**Page extract:**
Calling all Slayers, Emergency! Emergency! The Oni are invading again!
Developer: KOEI TECMO GAMES CO., LTD.
Publisher: KOEI TECMO GAMES CO., LTD.
Release Date: 21 Mar, 2017
Toukiden 2, as the two in the title implies, is a sequel to the original Toukiden. While I have not had the pleasure of playing Toukiden: The Age of Demons (also known in its enhanced form as Toukiden: Kiwami), I can say that Toukiden 2 works well as an entry point into the series as so far I have not felt that I missed anything by not playing the original. The basic premise of the game is that demons are invading and it is up to the Slayers (monster hunters) and the city guards/samurai to protect the townsfolk and surrounding lands from the demonic Oni. You play as a character of your own design who slips through time, waking up in the future without any real memories of the past. You are quickly caught in the middle of things and join the good fight to help protect your new home as well as try to put an end to the Oni incursions once and for all.
About the Game
First thing we will talk about is the dialogue in the game. As with many notable games of the past, the playable character is pretty much mute. It is implied the character is talking through their gestures, but despite picking a voice for the character they never seem to speak. There is absolutely nothing wrong with that, but it is kind of funny that I spent quite a bit of time picking the voice I liked the most, using the tweaking slider to pitch it just right, then to never actually really hear the character speak that much. That’s actually fine and dandy with me anyway because the spoken language in the game is Japanese only. The game provides subtitles most of the time, however, the random dialogue that is spoken in the field as well as some dialogue in at least one of the cutscenes isn’t translated so you just have to assume whatever was said was likely just atmospheric rather than important. Sometimes when the characters are progressing the story while in combat, I really wish I could understand what they were saying without having to look at the text box in the corner. The reason is simply because I tend to die easily in combat or run over a cliff if I am not paying enough attention.

**Dataset content:**
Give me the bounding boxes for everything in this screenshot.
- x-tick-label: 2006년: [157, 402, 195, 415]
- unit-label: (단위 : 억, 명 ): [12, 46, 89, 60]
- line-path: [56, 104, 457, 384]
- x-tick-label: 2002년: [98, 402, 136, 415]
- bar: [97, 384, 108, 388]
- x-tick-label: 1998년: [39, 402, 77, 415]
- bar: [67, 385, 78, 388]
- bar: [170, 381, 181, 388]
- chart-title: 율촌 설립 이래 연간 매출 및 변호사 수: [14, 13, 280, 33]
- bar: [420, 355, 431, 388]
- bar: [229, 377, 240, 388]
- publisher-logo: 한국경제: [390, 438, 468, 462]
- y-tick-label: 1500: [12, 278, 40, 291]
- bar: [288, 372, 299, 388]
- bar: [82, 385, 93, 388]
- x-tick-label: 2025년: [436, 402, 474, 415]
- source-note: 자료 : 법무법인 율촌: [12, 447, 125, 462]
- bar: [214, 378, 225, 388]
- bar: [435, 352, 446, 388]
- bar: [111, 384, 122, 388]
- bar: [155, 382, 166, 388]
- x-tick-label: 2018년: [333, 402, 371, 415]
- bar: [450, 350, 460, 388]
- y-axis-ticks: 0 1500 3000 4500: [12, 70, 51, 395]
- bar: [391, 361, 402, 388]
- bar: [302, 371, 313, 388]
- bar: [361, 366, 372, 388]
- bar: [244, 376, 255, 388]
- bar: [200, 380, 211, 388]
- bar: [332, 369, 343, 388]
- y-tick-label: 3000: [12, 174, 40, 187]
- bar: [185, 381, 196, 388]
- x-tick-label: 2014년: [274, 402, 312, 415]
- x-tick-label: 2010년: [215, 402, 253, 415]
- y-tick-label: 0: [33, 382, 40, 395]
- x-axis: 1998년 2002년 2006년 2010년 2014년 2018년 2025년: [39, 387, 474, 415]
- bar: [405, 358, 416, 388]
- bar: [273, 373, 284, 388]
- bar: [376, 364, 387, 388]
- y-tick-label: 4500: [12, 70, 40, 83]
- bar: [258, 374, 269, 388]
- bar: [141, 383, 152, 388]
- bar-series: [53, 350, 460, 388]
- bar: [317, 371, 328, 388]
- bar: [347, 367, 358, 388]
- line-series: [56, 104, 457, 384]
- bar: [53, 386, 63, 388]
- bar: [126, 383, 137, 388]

**Objectives:**
• A. From the Toukiden 2 review:
(i) On what date was the game released?
(ii) What name does the enhanced form of the original game go by?
(iii) What is the only spoken language in the game?
• B. In the Toukiden 2 review, swap "townsfolk" for "villagers" and give the passage again, beginning at the words "Release Date: 21" and stopping after "and for all.".

**Results of the tasks:**
• A.
(i) 21 Mar, 2017
(ii) Toukiden: Kiwami
(iii) Japanese

• B.
Release Date: 21 Mar, 2017
Toukiden 2, as the two in the title implies, is a sequel to the original Toukiden. While I have not had the pleasure of playing Toukiden: The Age of Demons (also known in its enhanced form as Toukiden: Kiwami), I can say that Toukiden 2 works well as an entry point into the series as so far I have not felt that I missed anything by not playing the original. The basic premise of the game is that demons are invading and it is up to the Slayers (monster hunters) and the city guards/samurai to protect the villagers and surrounding lands from the demonic Oni. You play as a character of your own design who slips through time, waking up in the future without any real memories of the past. You are quickly caught in the middle of things and join the good fight to help protect your new home as well as try to put an end to the Oni incursions once and for all.